WORK TO DO: Copy every entry word for word. Skip the pictures.

RECORD SET:
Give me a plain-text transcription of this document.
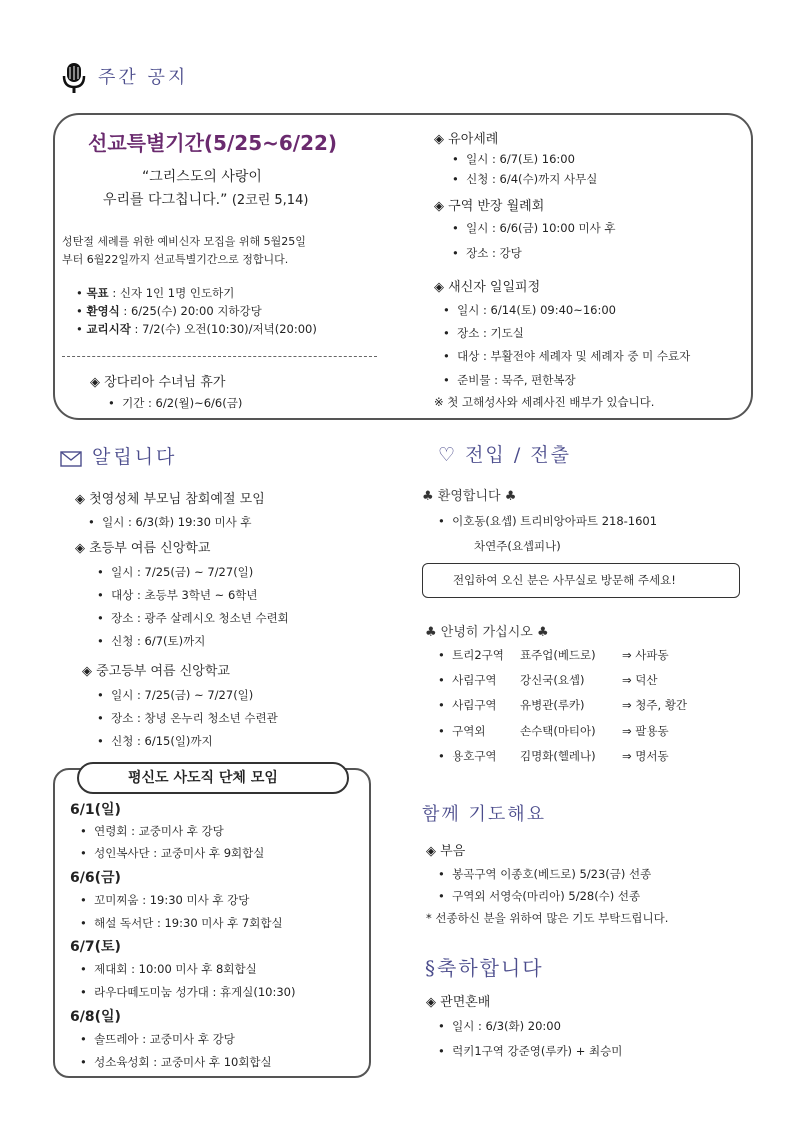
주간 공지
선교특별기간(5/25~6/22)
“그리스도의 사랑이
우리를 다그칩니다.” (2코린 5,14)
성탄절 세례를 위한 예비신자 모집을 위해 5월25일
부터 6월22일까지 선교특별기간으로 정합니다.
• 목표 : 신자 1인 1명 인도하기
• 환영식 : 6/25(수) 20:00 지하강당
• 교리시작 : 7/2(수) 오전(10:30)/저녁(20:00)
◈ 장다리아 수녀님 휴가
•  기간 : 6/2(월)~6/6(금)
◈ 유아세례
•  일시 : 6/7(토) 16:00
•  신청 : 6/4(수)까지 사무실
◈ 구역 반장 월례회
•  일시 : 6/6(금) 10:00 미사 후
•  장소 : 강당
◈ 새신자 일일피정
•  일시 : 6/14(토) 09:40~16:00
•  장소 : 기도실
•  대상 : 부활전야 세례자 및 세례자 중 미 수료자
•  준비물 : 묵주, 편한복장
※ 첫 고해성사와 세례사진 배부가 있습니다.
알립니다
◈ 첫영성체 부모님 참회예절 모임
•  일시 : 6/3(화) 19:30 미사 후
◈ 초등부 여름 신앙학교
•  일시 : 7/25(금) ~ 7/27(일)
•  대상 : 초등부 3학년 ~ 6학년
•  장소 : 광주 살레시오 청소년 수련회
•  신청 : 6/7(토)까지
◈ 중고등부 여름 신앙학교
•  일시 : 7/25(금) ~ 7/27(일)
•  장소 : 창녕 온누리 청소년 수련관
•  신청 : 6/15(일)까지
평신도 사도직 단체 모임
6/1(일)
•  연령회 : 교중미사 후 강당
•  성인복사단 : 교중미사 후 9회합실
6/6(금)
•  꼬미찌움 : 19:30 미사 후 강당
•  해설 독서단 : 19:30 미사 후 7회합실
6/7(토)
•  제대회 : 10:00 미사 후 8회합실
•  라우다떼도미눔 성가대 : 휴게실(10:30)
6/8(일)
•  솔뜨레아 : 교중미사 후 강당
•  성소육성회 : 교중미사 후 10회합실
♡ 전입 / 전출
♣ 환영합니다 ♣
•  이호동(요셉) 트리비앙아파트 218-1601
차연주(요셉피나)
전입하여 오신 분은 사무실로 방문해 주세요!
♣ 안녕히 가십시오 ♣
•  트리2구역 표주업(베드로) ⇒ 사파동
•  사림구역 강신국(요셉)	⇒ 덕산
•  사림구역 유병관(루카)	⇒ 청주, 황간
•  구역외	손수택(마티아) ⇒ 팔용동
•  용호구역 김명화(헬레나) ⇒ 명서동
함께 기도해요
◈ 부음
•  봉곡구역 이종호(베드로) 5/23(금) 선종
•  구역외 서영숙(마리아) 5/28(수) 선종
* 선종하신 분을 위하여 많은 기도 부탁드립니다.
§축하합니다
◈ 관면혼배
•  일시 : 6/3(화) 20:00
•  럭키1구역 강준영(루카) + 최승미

OUTPUT OF THE TASK:
Give me a plain-text transcription of this document.
주간 공지
선교특별기간(5/25~6/22)
“그리스도의 사랑이
우리를 다그칩니다.” (2코린 5,14)
성탄절 세례를 위한 예비신자 모집을 위해 5월25일
부터 6월22일까지 선교특별기간으로 정합니다.
• 목표 : 신자 1인 1명 인도하기
• 환영식 : 6/25(수) 20:00 지하강당
• 교리시작 : 7/2(수) 오전(10:30)/저녁(20:00)
◈ 장다리아 수녀님 휴가
•  기간 : 6/2(월)~6/6(금)
◈ 유아세례
•  일시 : 6/7(토) 16:00
•  신청 : 6/4(수)까지 사무실
◈ 구역 반장 월례회
•  일시 : 6/6(금) 10:00 미사 후
•  장소 : 강당
◈ 새신자 일일피정
•  일시 : 6/14(토) 09:40~16:00
•  장소 : 기도실
•  대상 : 부활전야 세례자 및 세례자 중 미 수료자
•  준비물 : 묵주, 편한복장
※ 첫 고해성사와 세례사진 배부가 있습니다.
알립니다
◈ 첫영성체 부모님 참회예절 모임
•  일시 : 6/3(화) 19:30 미사 후
◈ 초등부 여름 신앙학교
•  일시 : 7/25(금) ~ 7/27(일)
•  대상 : 초등부 3학년 ~ 6학년
•  장소 : 광주 살레시오 청소년 수련회
•  신청 : 6/7(토)까지
◈ 중고등부 여름 신앙학교
•  일시 : 7/25(금) ~ 7/27(일)
•  장소 : 창녕 온누리 청소년 수련관
•  신청 : 6/15(일)까지
평신도 사도직 단체 모임
6/1(일)
•  연령회 : 교중미사 후 강당
•  성인복사단 : 교중미사 후 9회합실
6/6(금)
•  꼬미찌움 : 19:30 미사 후 강당
•  해설 독서단 : 19:30 미사 후 7회합실
6/7(토)
•  제대회 : 10:00 미사 후 8회합실
•  라우다떼도미눔 성가대 : 휴게실(10:30)
6/8(일)
•  솔뜨레아 : 교중미사 후 강당
•  성소육성회 : 교중미사 후 10회합실
♡ 전입 / 전출
♣ 환영합니다 ♣
•  이호동(요셉) 트리비앙아파트 218-1601
차연주(요셉피나)
전입하여 오신 분은 사무실로 방문해 주세요!
♣ 안녕히 가십시오 ♣
•  트리2구역 표주업(베드로) ⇒ 사파동
•  사림구역 강신국(요셉)	⇒ 덕산
•  사림구역 유병관(루카)	⇒ 청주, 황간
•  구역외	손수택(마티아) ⇒ 팔용동
•  용호구역 김명화(헬레나) ⇒ 명서동
함께 기도해요
◈ 부음
•  봉곡구역 이종호(베드로) 5/23(금) 선종
•  구역외 서영숙(마리아) 5/28(수) 선종
* 선종하신 분을 위하여 많은 기도 부탁드립니다.
§축하합니다
◈ 관면혼배
•  일시 : 6/3(화) 20:00
•  럭키1구역 강준영(루카) + 최승미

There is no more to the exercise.